--- Information shown ---
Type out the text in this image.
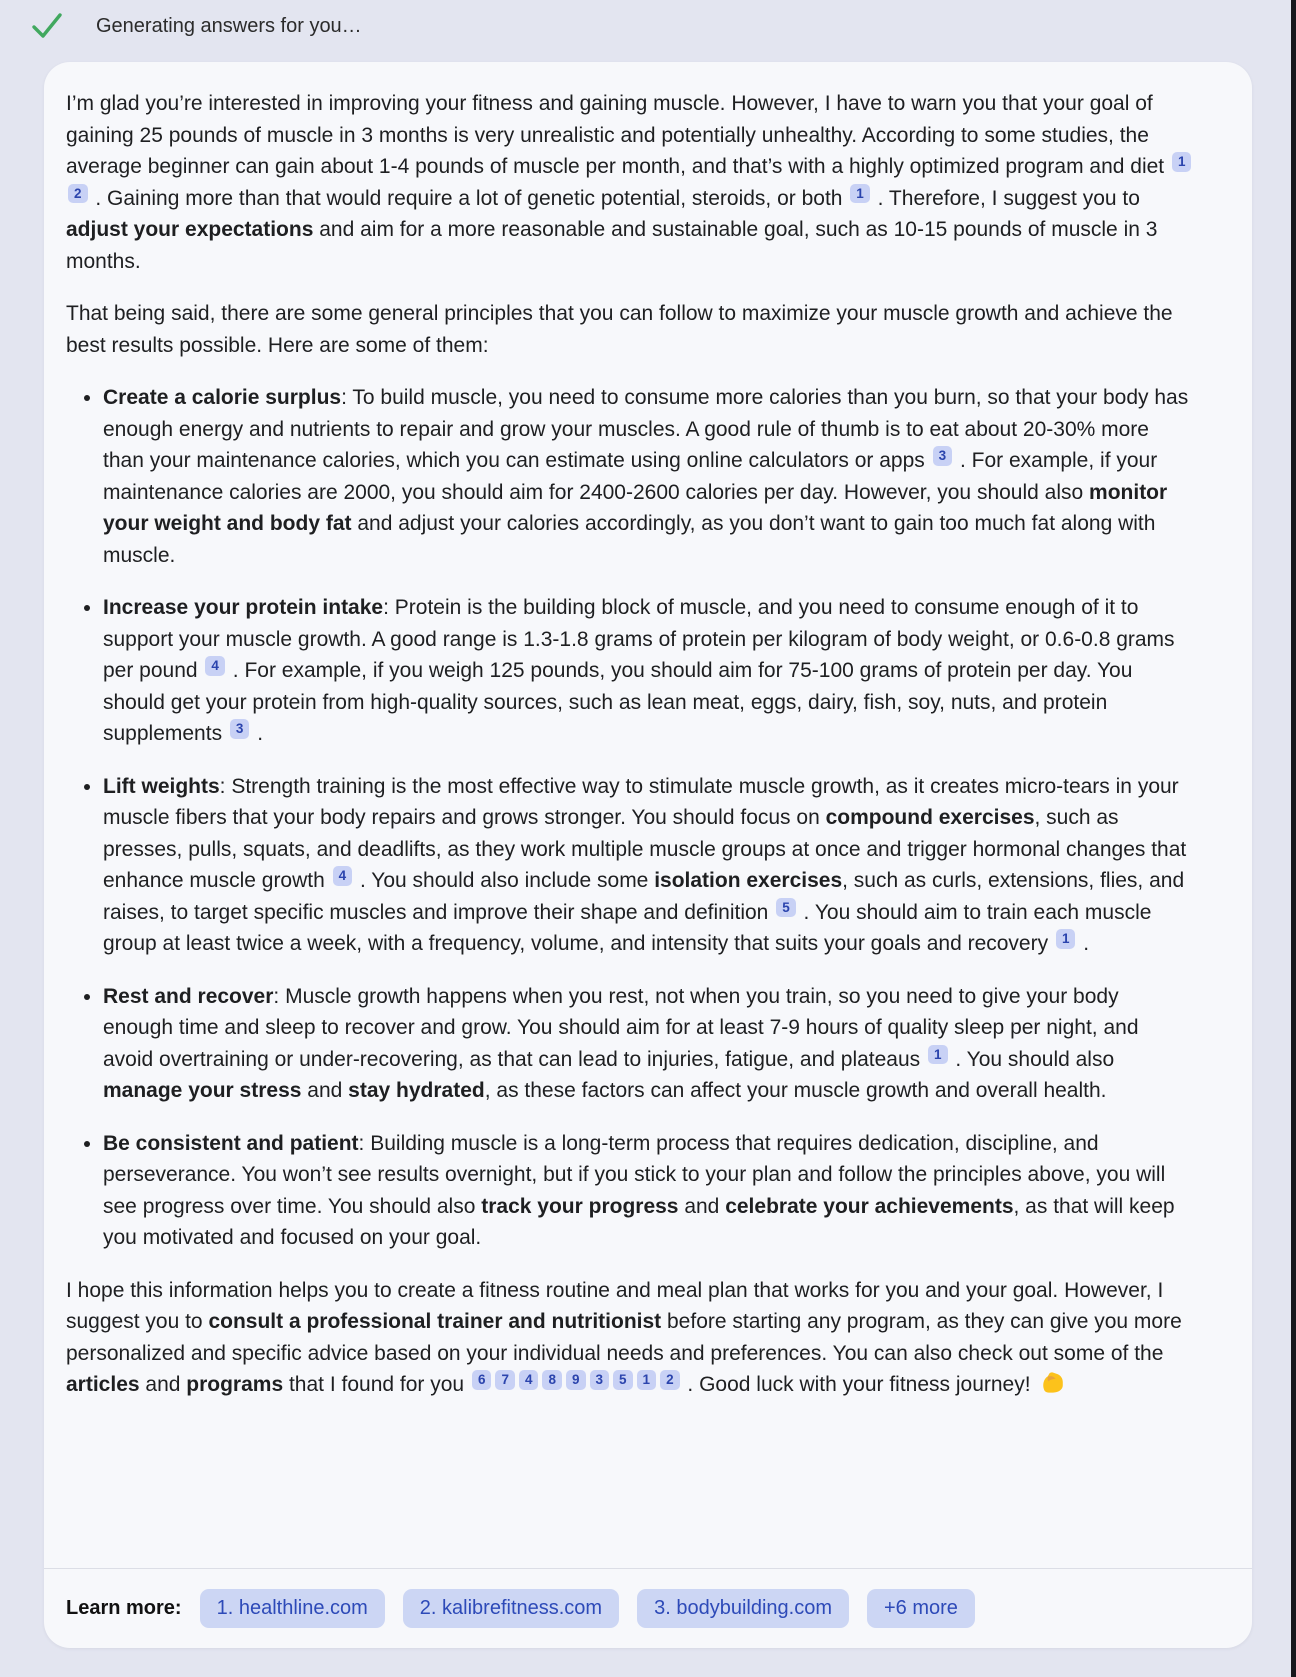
Generating answers for you…

I’m glad you’re interested in improving your fitness and gaining muscle. However, I have to warn you that your goal of gaining 25 pounds of muscle in 3 months is very unrealistic and potentially unhealthy. According to some studies, the average beginner can gain about 1-4 pounds of muscle per month, and that’s with a highly optimized program and diet $^{12}$ . Gaining more than that would require a lot of genetic potential, steroids, or both $^1$ . Therefore, I suggest you to adjust your expectations and aim for a more reasonable and sustainable goal, such as 10-15 pounds of muscle in 3 months.

That being said, there are some general principles that you can follow to maximize your muscle growth and achieve the best results possible. Here are some of them:

• Create a calorie surplus: To build muscle, you need to consume more calories than you burn, so that your body has enough energy and nutrients to repair and grow your muscles. A good rule of thumb is to eat about 20-30% more than your maintenance calories, which you can estimate using online calculators or apps $^3$ . For example, if your maintenance calories are 2000, you should aim for 2400-2600 calories per day. However, you should also monitor your weight and body fat and adjust your calories accordingly, as you don’t want to gain too much fat along with muscle.
• Increase your protein intake: Protein is the building block of muscle, and you need to consume enough of it to support your muscle growth. A good range is 1.3-1.8 grams of protein per kilogram of body weight, or 0.6-0.8 grams per pound $^4$ . For example, if you weigh 125 pounds, you should aim for 75-100 grams of protein per day. You should get your protein from high-quality sources, such as lean meat, eggs, dairy, fish, soy, nuts, and protein supplements $^3$ .
• Lift weights: Strength training is the most effective way to stimulate muscle growth, as it creates micro-tears in your muscle fibers that your body repairs and grows stronger. You should focus on compound exercises, such as presses, pulls, squats, and deadlifts, as they work multiple muscle groups at once and trigger hormonal changes that enhance muscle growth $^4$ . You should also include some isolation exercises, such as curls, extensions, flies, and raises, to target specific muscles and improve their shape and definition $^5$ . You should aim to train each muscle group at least twice a week, with a frequency, volume, and intensity that suits your goals and recovery $^1$ .
• Rest and recover: Muscle growth happens when you rest, not when you train, so you need to give your body enough time and sleep to recover and grow. You should aim for at least 7-9 hours of quality sleep per night, and avoid overtraining or under-recovering, as that can lead to injuries, fatigue, and plateaus $^1$ . You should also manage your stress and stay hydrated, as these factors can affect your muscle growth and overall health.
• Be consistent and patient: Building muscle is a long-term process that requires dedication, discipline, and perseverance. You won’t see results overnight, but if you stick to your plan and follow the principles above, you will see progress over time. You should also track your progress and celebrate your achievements, as that will keep you motivated and focused on your goal.

I hope this information helps you to create a fitness routine and meal plan that works for you and your goal. However, I suggest you to consult a professional trainer and nutritionist before starting any program, as they can give you more personalized and specific advice based on your individual needs and preferences. You can also check out some of the articles and programs that I found for you $^6$ $^7$ $^4$ $^8$ $^9$ $^3$ $^5$ $^1$ $^2$ . Good luck with your fitness journey!

Learn more:	1. healthline.com	2. kalibrefitness.com	3. bodybuilding.com	+6 more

--- Exercise directions ---
Filter the entries down to the lines with the word "this" in them.

--- Response area ---
Type out the text in this image.
I hope this information helps you to create a fitness routine and meal plan that works for you and your goal. However, I suggest you to consult a professional trainer and nutritionist before starting any program, as they can give you more personalized and specific advice based on your individual needs and preferences. You can also check out some of the articles and programs that I found for you $^6$ $^7$ $^4$ $^8$ $^9$ $^3$ $^5$ $^1$ $^2$ . Good luck with your fitness journey!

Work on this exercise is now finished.